Extracted data entries
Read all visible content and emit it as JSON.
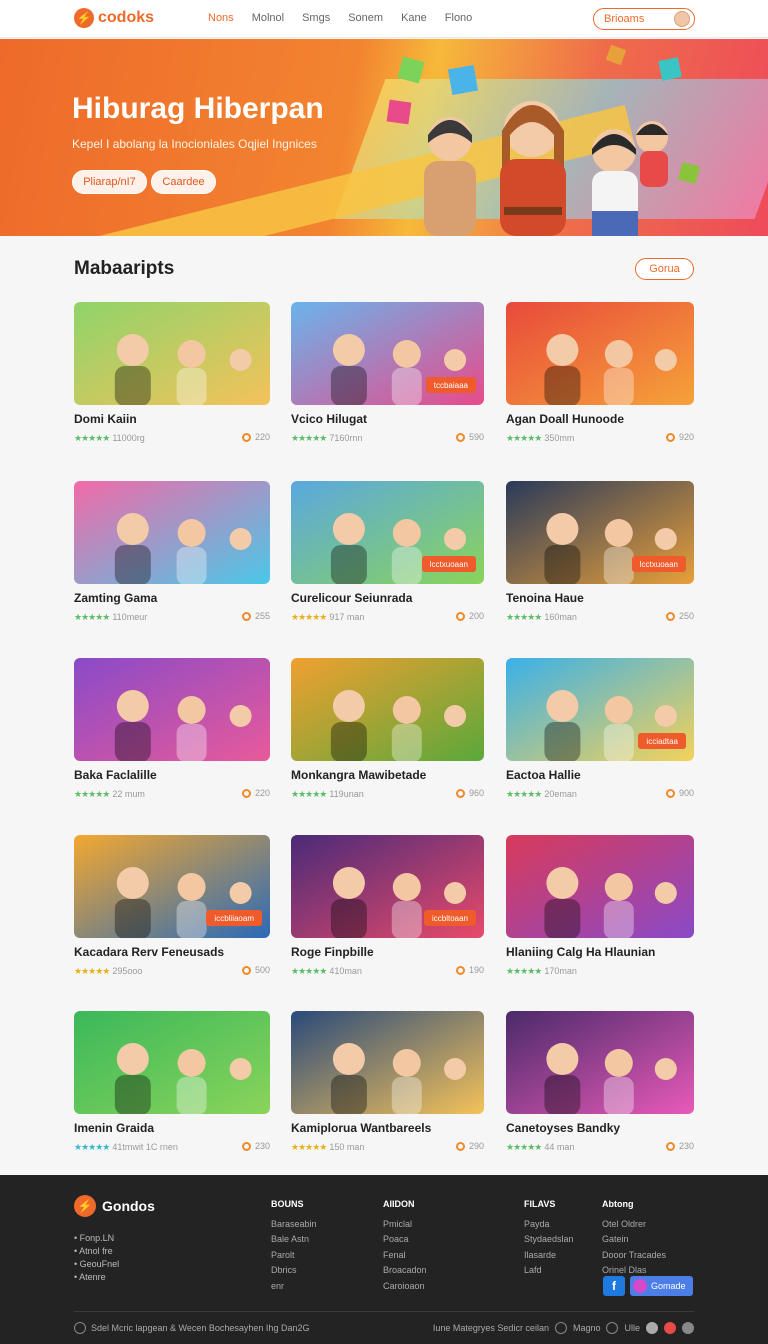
{
  "header": {
    "logo_text": "codoks",
    "nav": [
      "Nons",
      "Molnol",
      "Smgs",
      "Sonem",
      "Kane",
      "Flono"
    ],
    "cta": "Brioams"
  },
  "hero": {
    "title": "Hiburag Hiberpan",
    "subtitle": "Kepel I abolang la Inocioniales Oqjiel Ingnices",
    "btn_primary": "Pliarap/nI7",
    "btn_secondary": "Caardee"
  },
  "section": {
    "title": "Mabaaripts",
    "more": "Gorua"
  },
  "cards": [
    {
      "title": "Domi Kaiin",
      "meta": "11000rg",
      "count": "220",
      "stars": "green",
      "badge": ""
    },
    {
      "title": "Vcico Hilugat",
      "meta": "7160rnn",
      "count": "590",
      "stars": "green",
      "badge": "tccbaiaaa"
    },
    {
      "title": "Agan Doall Hunoode",
      "meta": "350mm",
      "count": "920",
      "stars": "green",
      "badge": ""
    },
    {
      "title": "Zamting Gama",
      "meta": "110meur",
      "count": "255",
      "stars": "green",
      "badge": ""
    },
    {
      "title": "Curelicour Seiunrada",
      "meta": "917 man",
      "count": "200",
      "stars": "gold",
      "badge": "lcctxuoaan"
    },
    {
      "title": "Tenoina Haue",
      "meta": "160man",
      "count": "250",
      "stars": "green",
      "badge": "lcctxuoaan"
    },
    {
      "title": "Baka Faclalille",
      "meta": "22 mum",
      "count": "220",
      "stars": "green",
      "badge": ""
    },
    {
      "title": "Monkangra Mawibetade",
      "meta": "119unan",
      "count": "960",
      "stars": "green",
      "badge": ""
    },
    {
      "title": "Eactoa Hallie",
      "meta": "20eman",
      "count": "900",
      "stars": "green",
      "badge": "icciadtaa"
    },
    {
      "title": "Kacadara Rerv Feneusads",
      "meta": "295ooo",
      "count": "500",
      "stars": "gold",
      "badge": "iccbliiaoam"
    },
    {
      "title": "Roge Finpbille",
      "meta": "410man",
      "count": "190",
      "stars": "green",
      "badge": "iccbltoaan"
    },
    {
      "title": "Hlaniing Calg Ha Hlaunian",
      "meta": "170man",
      "count": "",
      "stars": "green",
      "badge": ""
    },
    {
      "title": "Imenin Graida",
      "meta": "41tmwit 1C rnen",
      "count": "230",
      "stars": "teal",
      "badge": ""
    },
    {
      "title": "Kamiplorua Wantbareels",
      "meta": "150 man",
      "count": "290",
      "stars": "gold",
      "badge": ""
    },
    {
      "title": "Canetoyses Bandky",
      "meta": "44 man",
      "count": "230",
      "stars": "green",
      "badge": ""
    }
  ],
  "colors": {
    "accent": "#ef6a2a",
    "footer_bg": "#232323"
  },
  "footer": {
    "logo_text": "Gondos",
    "bullets": [
      "• Fonp.LN",
      "• Atnol fre",
      "• GeouFnel",
      "• Atenre"
    ],
    "col1": {
      "head": "BOUNS",
      "items": [
        "Baraseabin",
        "Bale Astn",
        "Parolt",
        "Dbrics",
        "enr"
      ]
    },
    "col2": {
      "head": "AIIDON",
      "items": [
        "Pmiclal",
        "Poaca",
        "Fenal",
        "Broacadon",
        "Caroioaon"
      ]
    },
    "col3": {
      "head": "FILAVS",
      "items": [
        "Payda",
        "Stydaedslan",
        "Ilasarde",
        "Lafd"
      ]
    },
    "col4": {
      "head": "Abtong",
      "items": [
        "Otel Oldrer",
        "Gatein",
        "Dooor Tracades",
        "Orinel Dlas"
      ]
    },
    "social_pill": "Gomade",
    "copyright": "Sdel Mcric lapgean & Wecen Bochesayhen Ihg Dan2G",
    "right_text": "Iune Mategryes Sedicr ceilan",
    "right_link": "Magno",
    "right_tail": "Ulle"
  }
}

REQUIRED TASK
Exactly reproduce each record, leaving out any pictures.

CORRECT RESULT
Read all visible content and emit it as JSON.
{
  "header": {
    "logo_text": "codoks",
    "nav": [
      "Nons",
      "Molnol",
      "Smgs",
      "Sonem",
      "Kane",
      "Flono"
    ],
    "cta": "Brioams"
  },
  "hero": {
    "title": "Hiburag Hiberpan",
    "subtitle": "Kepel I abolang la Inocioniales Oqjiel Ingnices",
    "btn_primary": "Pliarap/nI7",
    "btn_secondary": "Caardee"
  },
  "section": {
    "title": "Mabaaripts",
    "more": "Gorua"
  },
  "cards": [
    {
      "title": "Domi Kaiin",
      "meta": "11000rg",
      "count": "220",
      "stars": "green",
      "badge": ""
    },
    {
      "title": "Vcico Hilugat",
      "meta": "7160rnn",
      "count": "590",
      "stars": "green",
      "badge": "tccbaiaaa"
    },
    {
      "title": "Agan Doall Hunoode",
      "meta": "350mm",
      "count": "920",
      "stars": "green",
      "badge": ""
    },
    {
      "title": "Zamting Gama",
      "meta": "110meur",
      "count": "255",
      "stars": "green",
      "badge": ""
    },
    {
      "title": "Curelicour Seiunrada",
      "meta": "917 man",
      "count": "200",
      "stars": "gold",
      "badge": "lcctxuoaan"
    },
    {
      "title": "Tenoina Haue",
      "meta": "160man",
      "count": "250",
      "stars": "green",
      "badge": "lcctxuoaan"
    },
    {
      "title": "Baka Faclalille",
      "meta": "22 mum",
      "count": "220",
      "stars": "green",
      "badge": ""
    },
    {
      "title": "Monkangra Mawibetade",
      "meta": "119unan",
      "count": "960",
      "stars": "green",
      "badge": ""
    },
    {
      "title": "Eactoa Hallie",
      "meta": "20eman",
      "count": "900",
      "stars": "green",
      "badge": "icciadtaa"
    },
    {
      "title": "Kacadara Rerv Feneusads",
      "meta": "295ooo",
      "count": "500",
      "stars": "gold",
      "badge": "iccbliiaoam"
    },
    {
      "title": "Roge Finpbille",
      "meta": "410man",
      "count": "190",
      "stars": "green",
      "badge": "iccbltoaan"
    },
    {
      "title": "Hlaniing Calg Ha Hlaunian",
      "meta": "170man",
      "count": "",
      "stars": "green",
      "badge": ""
    },
    {
      "title": "Imenin Graida",
      "meta": "41tmwit 1C rnen",
      "count": "230",
      "stars": "teal",
      "badge": ""
    },
    {
      "title": "Kamiplorua Wantbareels",
      "meta": "150 man",
      "count": "290",
      "stars": "gold",
      "badge": ""
    },
    {
      "title": "Canetoyses Bandky",
      "meta": "44 man",
      "count": "230",
      "stars": "green",
      "badge": ""
    }
  ],
  "colors": {
    "accent": "#ef6a2a",
    "footer_bg": "#232323"
  },
  "footer": {
    "logo_text": "Gondos",
    "bullets": [
      "• Fonp.LN",
      "• Atnol fre",
      "• GeouFnel",
      "• Atenre"
    ],
    "col1": {
      "head": "BOUNS",
      "items": [
        "Baraseabin",
        "Bale Astn",
        "Parolt",
        "Dbrics",
        "enr"
      ]
    },
    "col2": {
      "head": "AIIDON",
      "items": [
        "Pmiclal",
        "Poaca",
        "Fenal",
        "Broacadon",
        "Caroioaon"
      ]
    },
    "col3": {
      "head": "FILAVS",
      "items": [
        "Payda",
        "Stydaedslan",
        "Ilasarde",
        "Lafd"
      ]
    },
    "col4": {
      "head": "Abtong",
      "items": [
        "Otel Oldrer",
        "Gatein",
        "Dooor Tracades",
        "Orinel Dlas"
      ]
    },
    "social_pill": "Gomade",
    "copyright": "Sdel Mcric lapgean & Wecen Bochesayhen Ihg Dan2G",
    "right_text": "Iune Mategryes Sedicr ceilan",
    "right_link": "Magno",
    "right_tail": "Ulle"
  }
}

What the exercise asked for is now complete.